- _INFORMATION GIVEN_
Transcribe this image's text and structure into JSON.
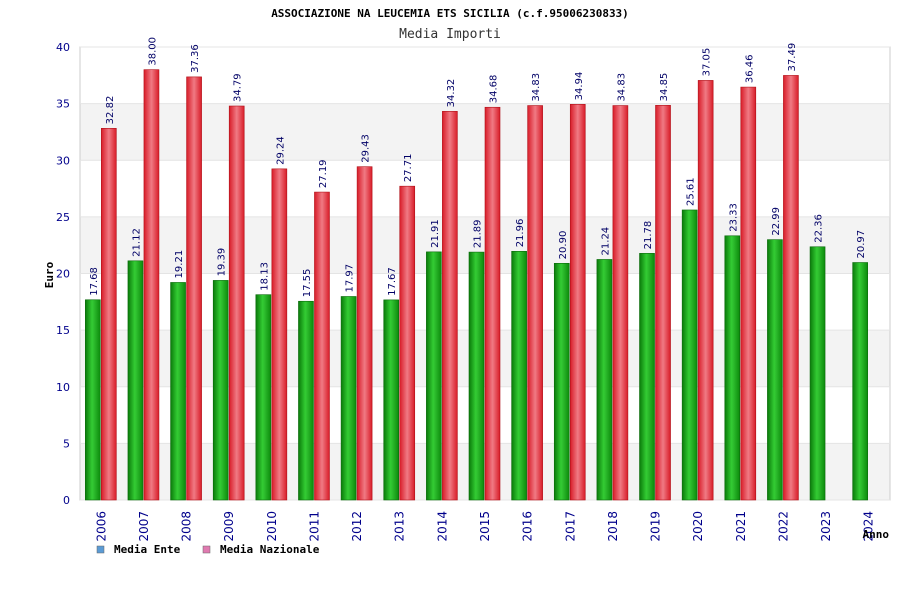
{
  "chart_data": {
    "type": "bar",
    "title": "ASSOCIAZIONE NA LEUCEMIA ETS SICILIA (c.f.95006230833)",
    "subtitle": "Media Importi",
    "xlabel": "Anno",
    "ylabel": "Euro",
    "ylim": [
      0,
      40
    ],
    "yticks": [
      "0",
      "5",
      "10",
      "15",
      "20",
      "25",
      "30",
      "35",
      "40"
    ],
    "categories": [
      "2006",
      "2007",
      "2008",
      "2009",
      "2010",
      "2011",
      "2012",
      "2013",
      "2014",
      "2015",
      "2016",
      "2017",
      "2018",
      "2019",
      "2020",
      "2021",
      "2022",
      "2023",
      "2024"
    ],
    "series": [
      {
        "name": "Media Ente",
        "color": "#22aa22",
        "legend_color": "#5b9bd5",
        "values": [
          17.68,
          21.12,
          19.21,
          19.39,
          18.13,
          17.55,
          17.97,
          17.67,
          21.91,
          21.89,
          21.96,
          20.9,
          21.24,
          21.78,
          25.61,
          23.33,
          22.99,
          22.36,
          20.97
        ],
        "labels": [
          "17.68",
          "21.12",
          "19.21",
          "19.39",
          "18.13",
          "17.55",
          "17.97",
          "17.67",
          "21.91",
          "21.89",
          "21.96",
          "20.90",
          "21.24",
          "21.78",
          "25.61",
          "23.33",
          "22.99",
          "22.36",
          "20.97"
        ]
      },
      {
        "name": "Media Nazionale",
        "color": "#e8303a",
        "legend_color": "#e07ab0",
        "values": [
          32.82,
          38.0,
          37.36,
          34.79,
          29.24,
          27.19,
          29.43,
          27.71,
          34.32,
          34.68,
          34.83,
          34.94,
          34.83,
          34.85,
          37.05,
          36.46,
          37.49,
          null,
          null
        ],
        "labels": [
          "32.82",
          "38.00",
          "37.36",
          "34.79",
          "29.24",
          "27.19",
          "29.43",
          "27.71",
          "34.32",
          "34.68",
          "34.83",
          "34.94",
          "34.83",
          "34.85",
          "37.05",
          "36.46",
          "37.49",
          null,
          null
        ]
      }
    ],
    "legend_position": "bottom-left",
    "grid": true
  }
}
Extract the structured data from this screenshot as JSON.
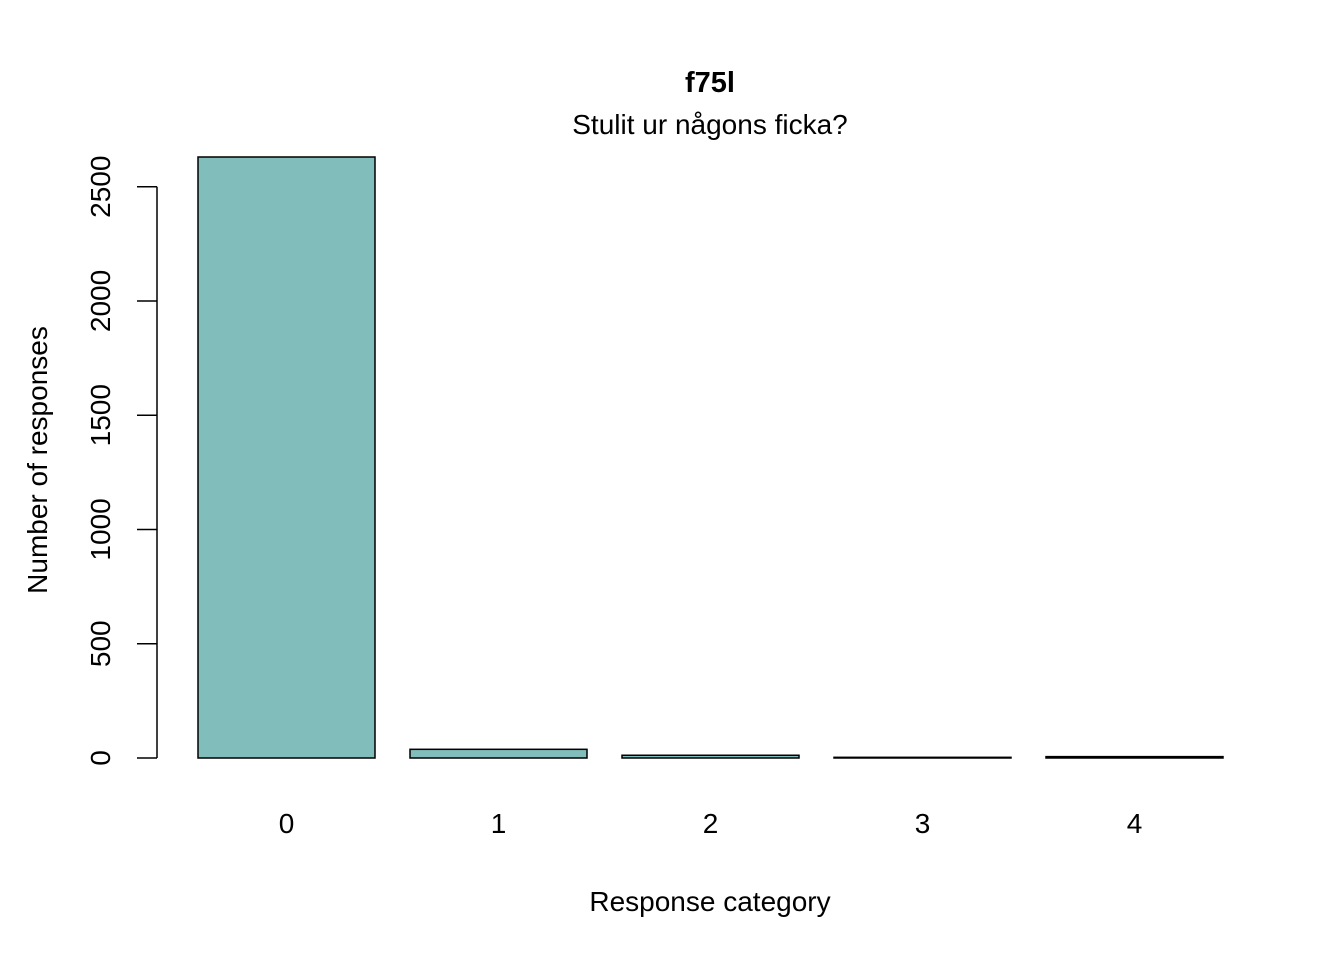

- _INSTRUCTIONS TO FOLLOW_
Reproduce each record above by retyping it exactly; omit all images.

- _THE ANSWER_
Transcribe this image's text and structure into JSON.
{
  "chart_data": {
    "type": "bar",
    "title": "ASSOCIAZIONE NA LEUCEMIA ETS SICILIA (c.f.95006230833)",
    "subtitle": "Media Importi",
    "xlabel": "Anno",
    "ylabel": "Euro",
    "ylim": [
      0,
      40
    ],
    "yticks": [
      "0",
      "5",
      "10",
      "15",
      "20",
      "25",
      "30",
      "35",
      "40"
    ],
    "categories": [
      "2006",
      "2007",
      "2008",
      "2009",
      "2010",
      "2011",
      "2012",
      "2013",
      "2014",
      "2015",
      "2016",
      "2017",
      "2018",
      "2019",
      "2020",
      "2021",
      "2022",
      "2023",
      "2024"
    ],
    "series": [
      {
        "name": "Media Ente",
        "color": "#22aa22",
        "legend_color": "#5b9bd5",
        "values": [
          17.68,
          21.12,
          19.21,
          19.39,
          18.13,
          17.55,
          17.97,
          17.67,
          21.91,
          21.89,
          21.96,
          20.9,
          21.24,
          21.78,
          25.61,
          23.33,
          22.99,
          22.36,
          20.97
        ],
        "labels": [
          "17.68",
          "21.12",
          "19.21",
          "19.39",
          "18.13",
          "17.55",
          "17.97",
          "17.67",
          "21.91",
          "21.89",
          "21.96",
          "20.90",
          "21.24",
          "21.78",
          "25.61",
          "23.33",
          "22.99",
          "22.36",
          "20.97"
        ]
      },
      {
        "name": "Media Nazionale",
        "color": "#e8303a",
        "legend_color": "#e07ab0",
        "values": [
          32.82,
          38.0,
          37.36,
          34.79,
          29.24,
          27.19,
          29.43,
          27.71,
          34.32,
          34.68,
          34.83,
          34.94,
          34.83,
          34.85,
          37.05,
          36.46,
          37.49,
          null,
          null
        ],
        "labels": [
          "32.82",
          "38.00",
          "37.36",
          "34.79",
          "29.24",
          "27.19",
          "29.43",
          "27.71",
          "34.32",
          "34.68",
          "34.83",
          "34.94",
          "34.83",
          "34.85",
          "37.05",
          "36.46",
          "37.49",
          null,
          null
        ]
      }
    ],
    "legend_position": "bottom-left",
    "grid": true
  }
}
Extract the structured data from this screenshot as JSON.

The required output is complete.